**Goal:** In your copy, reproduce the entries exactly as they are, minus the images.

**Stored data entries:**

START

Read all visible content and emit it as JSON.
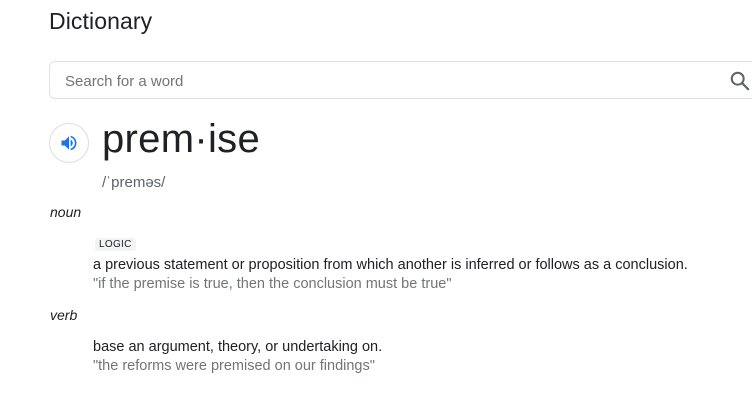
{
  "header": {
    "title": "Dictionary"
  },
  "search": {
    "placeholder": "Search for a word",
    "value": ""
  },
  "entry": {
    "word": "prem·ise",
    "phonetic": "/ˈpreməs/",
    "senses": [
      {
        "part_of_speech": "noun",
        "label": "LOGIC",
        "definition": "a previous statement or proposition from which another is inferred or follows as a conclusion.",
        "example": "\"if the premise is true, then the conclusion must be true\""
      },
      {
        "part_of_speech": "verb",
        "definition": "base an argument, theory, or undertaking on.",
        "example": "\"the reforms were premised on our findings\""
      }
    ]
  },
  "icons": {
    "search": "search-icon",
    "audio": "speaker-icon"
  },
  "colors": {
    "accent": "#1a73e8",
    "search_icon": "#5f6368",
    "text": "#202124",
    "muted": "#70757a"
  }
}
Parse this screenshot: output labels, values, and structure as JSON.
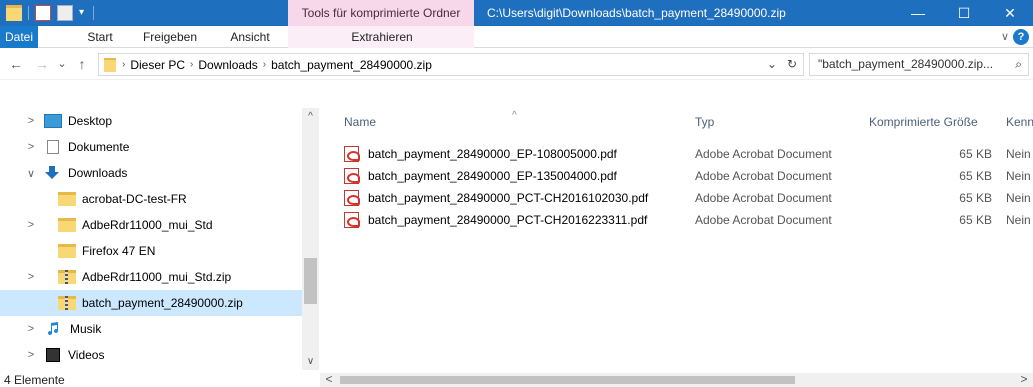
{
  "titlebar": {
    "context_tab": "Tools für komprimierte Ordner",
    "window_title": "C:\\Users\\digit\\Downloads\\batch_payment_28490000.zip",
    "minimize": "—",
    "maximize": "☐",
    "close": "✕"
  },
  "ribbon": {
    "tabs": [
      "Datei",
      "Start",
      "Freigeben",
      "Ansicht",
      "Extrahieren"
    ],
    "expand": "∨",
    "help": "?"
  },
  "nav": {
    "back": "←",
    "forward": "→",
    "history": "⌄",
    "up": "↑"
  },
  "address": {
    "crumbs": [
      "Dieser PC",
      "Downloads",
      "batch_payment_28490000.zip"
    ],
    "dropdown": "⌄",
    "refresh": "↻"
  },
  "search": {
    "value": "\"batch_payment_28490000.zip...",
    "icon": "⌕"
  },
  "tree": {
    "items": [
      {
        "label": "Desktop",
        "expander": ">",
        "icon": "desktop-icon"
      },
      {
        "label": "Dokumente",
        "expander": ">",
        "icon": "documents-icon"
      },
      {
        "label": "Downloads",
        "expander": "∨",
        "icon": "downloads-icon"
      },
      {
        "label": "acrobat-DC-test-FR",
        "expander": "",
        "icon": "folder-icon"
      },
      {
        "label": "AdbeRdr11000_mui_Std",
        "expander": ">",
        "icon": "folder-icon"
      },
      {
        "label": "Firefox 47 EN",
        "expander": "",
        "icon": "folder-icon"
      },
      {
        "label": "AdbeRdr11000_mui_Std.zip",
        "expander": ">",
        "icon": "zip-folder-icon"
      },
      {
        "label": "batch_payment_28490000.zip",
        "expander": "",
        "icon": "zip-folder-icon"
      },
      {
        "label": "Musik",
        "expander": ">",
        "icon": "music-icon"
      },
      {
        "label": "Videos",
        "expander": ">",
        "icon": "videos-icon"
      }
    ]
  },
  "list": {
    "sort_indicator": "^",
    "columns": [
      "Name",
      "Typ",
      "Komprimierte Größe",
      "Kennw"
    ],
    "rows": [
      {
        "name": "batch_payment_28490000_EP-108005000.pdf",
        "type": "Adobe Acrobat Document",
        "size": "65 KB",
        "protected": "Nein"
      },
      {
        "name": "batch_payment_28490000_EP-135004000.pdf",
        "type": "Adobe Acrobat Document",
        "size": "65 KB",
        "protected": "Nein"
      },
      {
        "name": "batch_payment_28490000_PCT-CH2016102030.pdf",
        "type": "Adobe Acrobat Document",
        "size": "65 KB",
        "protected": "Nein"
      },
      {
        "name": "batch_payment_28490000_PCT-CH2016223311.pdf",
        "type": "Adobe Acrobat Document",
        "size": "65 KB",
        "protected": "Nein"
      }
    ]
  },
  "scroll": {
    "up": "^",
    "down": "∨",
    "left": "<",
    "right": ">"
  },
  "status": {
    "count": "4 Elemente"
  },
  "colors": {
    "titlebar": "#1f6fbf",
    "context_tab": "#f6d8ea",
    "selection": "#cce8ff",
    "active_tab": "#1979ca"
  }
}
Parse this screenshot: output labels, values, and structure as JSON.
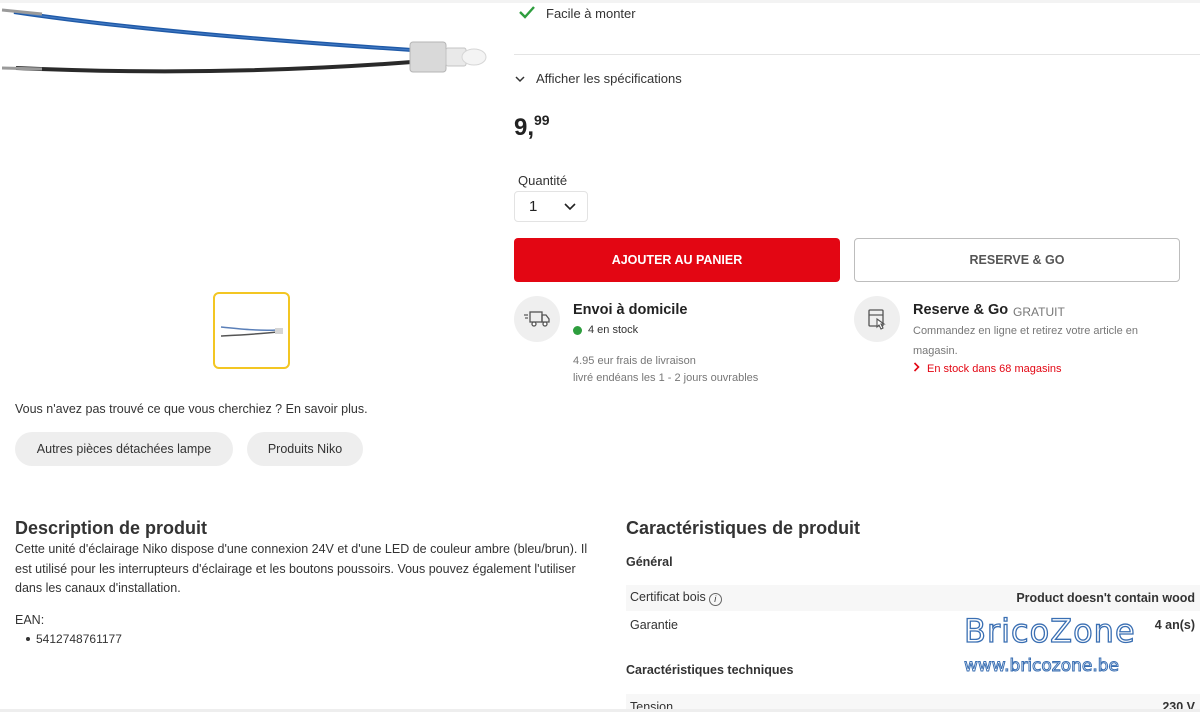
{
  "feature": {
    "label": "Facile à monter"
  },
  "specs_toggle": {
    "label": "Afficher les spécifications"
  },
  "price": {
    "integer": "9,",
    "decimal": "99"
  },
  "quantity": {
    "label": "Quantité",
    "value": "1"
  },
  "buttons": {
    "add_to_cart": "AJOUTER AU PANIER",
    "reserve": "RESERVE & GO"
  },
  "shipping": {
    "title": "Envoi à domicile",
    "stock": "4 en stock",
    "fee": "4.95 eur frais de livraison",
    "delay": "livré endéans les 1 - 2 jours ouvrables"
  },
  "reserve_go": {
    "title": "Reserve & Go",
    "badge": "GRATUIT",
    "description": "Commandez en ligne et retirez votre article en magasin.",
    "stock": "En stock dans 68 magasins"
  },
  "not_found": "Vous n'avez pas trouvé ce que vous cherchiez ? En savoir plus.",
  "chips": [
    "Autres pièces détachées lampe",
    "Produits Niko"
  ],
  "description": {
    "title": "Description de produit",
    "body": "Cette unité d'éclairage Niko dispose d'une connexion 24V et d'une LED de couleur ambre (bleu/brun). Il est utilisé pour les interrupteurs d'éclairage et les boutons poussoirs. Vous pouvez également l'utiliser dans les canaux d'installation.",
    "ean_label": "EAN:",
    "ean_values": [
      "5412748761177"
    ]
  },
  "characteristics": {
    "title": "Caractéristiques de produit",
    "groups": [
      {
        "title": "Général",
        "rows": [
          {
            "label": "Certificat bois",
            "value": "Product doesn't contain wood"
          },
          {
            "label": "Garantie",
            "value": "4 an(s)"
          }
        ]
      },
      {
        "title": "Caractéristiques techniques",
        "rows": [
          {
            "label": "Tension",
            "value": "230 V"
          }
        ]
      }
    ]
  },
  "watermark": {
    "logo": "BricoZone",
    "url": "www.bricozone.be"
  },
  "colors": {
    "accent_red": "#e30613",
    "stock_green": "#2e9e3e",
    "thumb_border": "#f3c623",
    "watermark_blue": "#3a6fb3"
  }
}
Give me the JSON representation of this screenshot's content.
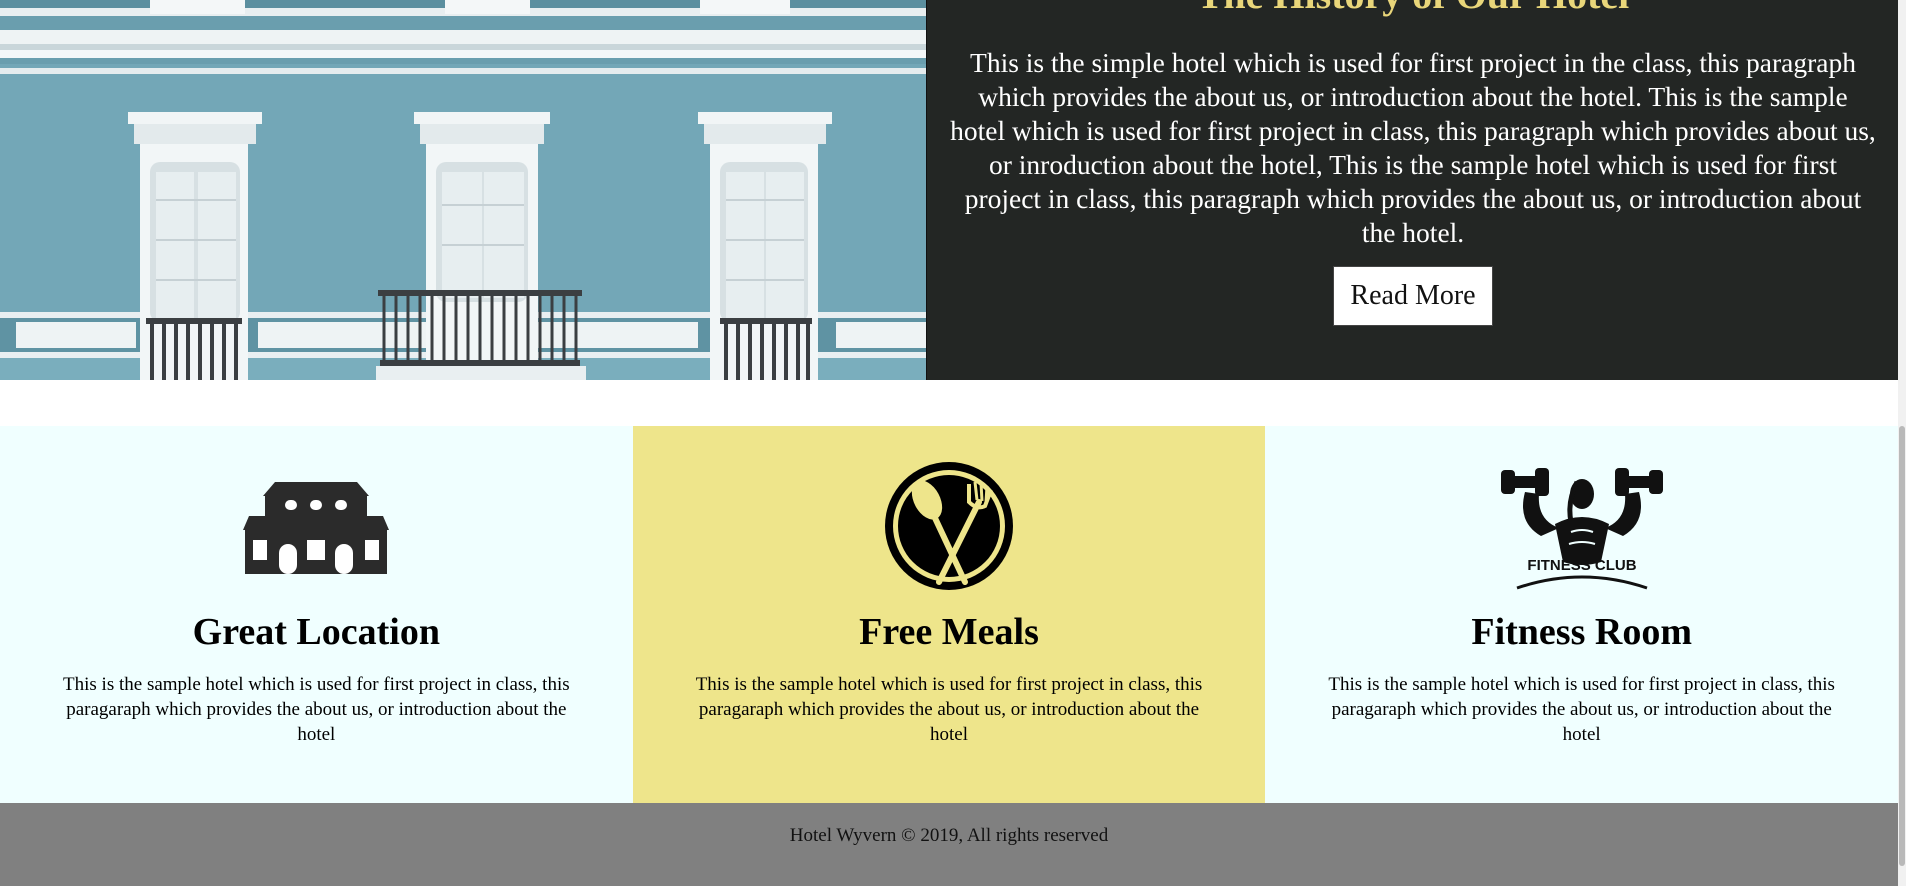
{
  "about": {
    "heading": "The History of Our Hotel",
    "text": "This is the simple hotel which is used for first project in the class, this paragraph which provides the about us, or introduction about the hotel. This is the sample hotel which is used for first project in class, this paragraph which provides about us, or inroduction about the hotel, This is the sample hotel which is used for first project in class, this paragraph which provides the about us, or introduction about the hotel.",
    "button_label": "Read More"
  },
  "features": [
    {
      "title": "Great Location",
      "icon": "hotel-building-icon",
      "text": "This is the sample hotel which is used for first project in class, this paragaraph which provides the about us, or introduction about the hotel"
    },
    {
      "title": "Free Meals",
      "icon": "spoon-fork-icon",
      "text": "This is the sample hotel which is used for first project in class, this paragaraph which provides the about us, or introduction about the hotel"
    },
    {
      "title": "Fitness Room",
      "icon": "fitness-club-icon",
      "icon_label": "FITNESS CLUB",
      "text": "This is the sample hotel which is used for first project in class, this paragaraph which provides the about us, or introduction about the hotel"
    }
  ],
  "footer": {
    "text": "Hotel Wyvern © 2019, All rights reserved"
  },
  "colors": {
    "about_bg": "#232624",
    "about_heading": "#e9d67a",
    "feature_light_bg": "#f0ffff",
    "feature_yellow_bg": "#eee58b",
    "footer_bg": "#808080"
  }
}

END

**Written answer:**
Read all visible content and emit it as JSON.
{
  "header": {
    "title": "Dictionary"
  },
  "search": {
    "placeholder": "Search for a word",
    "value": ""
  },
  "entry": {
    "word": "prem·ise",
    "phonetic": "/ˈpreməs/",
    "senses": [
      {
        "part_of_speech": "noun",
        "label": "LOGIC",
        "definition": "a previous statement or proposition from which another is inferred or follows as a conclusion.",
        "example": "\"if the premise is true, then the conclusion must be true\""
      },
      {
        "part_of_speech": "verb",
        "definition": "base an argument, theory, or undertaking on.",
        "example": "\"the reforms were premised on our findings\""
      }
    ]
  },
  "icons": {
    "search": "search-icon",
    "audio": "speaker-icon"
  },
  "colors": {
    "accent": "#1a73e8",
    "search_icon": "#5f6368",
    "text": "#202124",
    "muted": "#70757a"
  }
}
Parse this screenshot: output labels, values, and structure as JSON.
{
  "titlebar": {
    "context_tab": "Tools für komprimierte Ordner",
    "window_title": "C:\\Users\\digit\\Downloads\\batch_payment_28490000.zip",
    "minimize": "—",
    "maximize": "☐",
    "close": "✕"
  },
  "ribbon": {
    "tabs": [
      "Datei",
      "Start",
      "Freigeben",
      "Ansicht",
      "Extrahieren"
    ],
    "expand": "∨",
    "help": "?"
  },
  "nav": {
    "back": "←",
    "forward": "→",
    "history": "⌄",
    "up": "↑"
  },
  "address": {
    "crumbs": [
      "Dieser PC",
      "Downloads",
      "batch_payment_28490000.zip"
    ],
    "dropdown": "⌄",
    "refresh": "↻"
  },
  "search": {
    "value": "\"batch_payment_28490000.zip...",
    "icon": "⌕"
  },
  "tree": {
    "items": [
      {
        "label": "Desktop",
        "expander": ">",
        "icon": "desktop-icon"
      },
      {
        "label": "Dokumente",
        "expander": ">",
        "icon": "documents-icon"
      },
      {
        "label": "Downloads",
        "expander": "∨",
        "icon": "downloads-icon"
      },
      {
        "label": "acrobat-DC-test-FR",
        "expander": "",
        "icon": "folder-icon"
      },
      {
        "label": "AdbeRdr11000_mui_Std",
        "expander": ">",
        "icon": "folder-icon"
      },
      {
        "label": "Firefox 47 EN",
        "expander": "",
        "icon": "folder-icon"
      },
      {
        "label": "AdbeRdr11000_mui_Std.zip",
        "expander": ">",
        "icon": "zip-folder-icon"
      },
      {
        "label": "batch_payment_28490000.zip",
        "expander": "",
        "icon": "zip-folder-icon"
      },
      {
        "label": "Musik",
        "expander": ">",
        "icon": "music-icon"
      },
      {
        "label": "Videos",
        "expander": ">",
        "icon": "videos-icon"
      }
    ]
  },
  "list": {
    "sort_indicator": "^",
    "columns": [
      "Name",
      "Typ",
      "Komprimierte Größe",
      "Kennw"
    ],
    "rows": [
      {
        "name": "batch_payment_28490000_EP-108005000.pdf",
        "type": "Adobe Acrobat Document",
        "size": "65 KB",
        "protected": "Nein"
      },
      {
        "name": "batch_payment_28490000_EP-135004000.pdf",
        "type": "Adobe Acrobat Document",
        "size": "65 KB",
        "protected": "Nein"
      },
      {
        "name": "batch_payment_28490000_PCT-CH2016102030.pdf",
        "type": "Adobe Acrobat Document",
        "size": "65 KB",
        "protected": "Nein"
      },
      {
        "name": "batch_payment_28490000_PCT-CH2016223311.pdf",
        "type": "Adobe Acrobat Document",
        "size": "65 KB",
        "protected": "Nein"
      }
    ]
  },
  "scroll": {
    "up": "^",
    "down": "∨",
    "left": "<",
    "right": ">"
  },
  "status": {
    "count": "4 Elemente"
  },
  "colors": {
    "titlebar": "#1f6fbf",
    "context_tab": "#f6d8ea",
    "selection": "#cce8ff",
    "active_tab": "#1979ca"
  }
}
Parse this screenshot: output labels, values, and structure as JSON.
{
  "feature": {
    "label": "Facile à monter"
  },
  "specs_toggle": {
    "label": "Afficher les spécifications"
  },
  "price": {
    "integer": "9,",
    "decimal": "99"
  },
  "quantity": {
    "label": "Quantité",
    "value": "1"
  },
  "buttons": {
    "add_to_cart": "AJOUTER AU PANIER",
    "reserve": "RESERVE & GO"
  },
  "shipping": {
    "title": "Envoi à domicile",
    "stock": "4 en stock",
    "fee": "4.95 eur frais de livraison",
    "delay": "livré endéans les 1 - 2 jours ouvrables"
  },
  "reserve_go": {
    "title": "Reserve & Go",
    "badge": "GRATUIT",
    "description": "Commandez en ligne et retirez votre article en magasin.",
    "stock": "En stock dans 68 magasins"
  },
  "not_found": "Vous n'avez pas trouvé ce que vous cherchiez ? En savoir plus.",
  "chips": [
    "Autres pièces détachées lampe",
    "Produits Niko"
  ],
  "description": {
    "title": "Description de produit",
    "body": "Cette unité d'éclairage Niko dispose d'une connexion 24V et d'une LED de couleur ambre (bleu/brun). Il est utilisé pour les interrupteurs d'éclairage et les boutons poussoirs. Vous pouvez également l'utiliser dans les canaux d'installation.",
    "ean_label": "EAN:",
    "ean_values": [
      "5412748761177"
    ]
  },
  "characteristics": {
    "title": "Caractéristiques de produit",
    "groups": [
      {
        "title": "Général",
        "rows": [
          {
            "label": "Certificat bois",
            "value": "Product doesn't contain wood"
          },
          {
            "label": "Garantie",
            "value": "4 an(s)"
          }
        ]
      },
      {
        "title": "Caractéristiques techniques",
        "rows": [
          {
            "label": "Tension",
            "value": "230 V"
          }
        ]
      }
    ]
  },
  "watermark": {
    "logo": "BricoZone",
    "url": "www.bricozone.be"
  },
  "colors": {
    "accent_red": "#e30613",
    "stock_green": "#2e9e3e",
    "thumb_border": "#f3c623",
    "watermark_blue": "#3a6fb3"
  }
}
Give me the JSON representation of this screenshot's content.
{
  "about": {
    "heading": "The History of Our Hotel",
    "text": "This is the simple hotel which is used for first project in the class, this paragraph which provides the about us, or introduction about the hotel. This is the sample hotel which is used for first project in class, this paragraph which provides about us, or inroduction about the hotel, This is the sample hotel which is used for first project in class, this paragraph which provides the about us, or introduction about the hotel.",
    "button_label": "Read More"
  },
  "features": [
    {
      "title": "Great Location",
      "icon": "hotel-building-icon",
      "text": "This is the sample hotel which is used for first project in class, this paragaraph which provides the about us, or introduction about the hotel"
    },
    {
      "title": "Free Meals",
      "icon": "spoon-fork-icon",
      "text": "This is the sample hotel which is used for first project in class, this paragaraph which provides the about us, or introduction about the hotel"
    },
    {
      "title": "Fitness Room",
      "icon": "fitness-club-icon",
      "icon_label": "FITNESS CLUB",
      "text": "This is the sample hotel which is used for first project in class, this paragaraph which provides the about us, or introduction about the hotel"
    }
  ],
  "footer": {
    "text": "Hotel Wyvern © 2019, All rights reserved"
  },
  "colors": {
    "about_bg": "#232624",
    "about_heading": "#e9d67a",
    "feature_light_bg": "#f0ffff",
    "feature_yellow_bg": "#eee58b",
    "footer_bg": "#808080"
  }
}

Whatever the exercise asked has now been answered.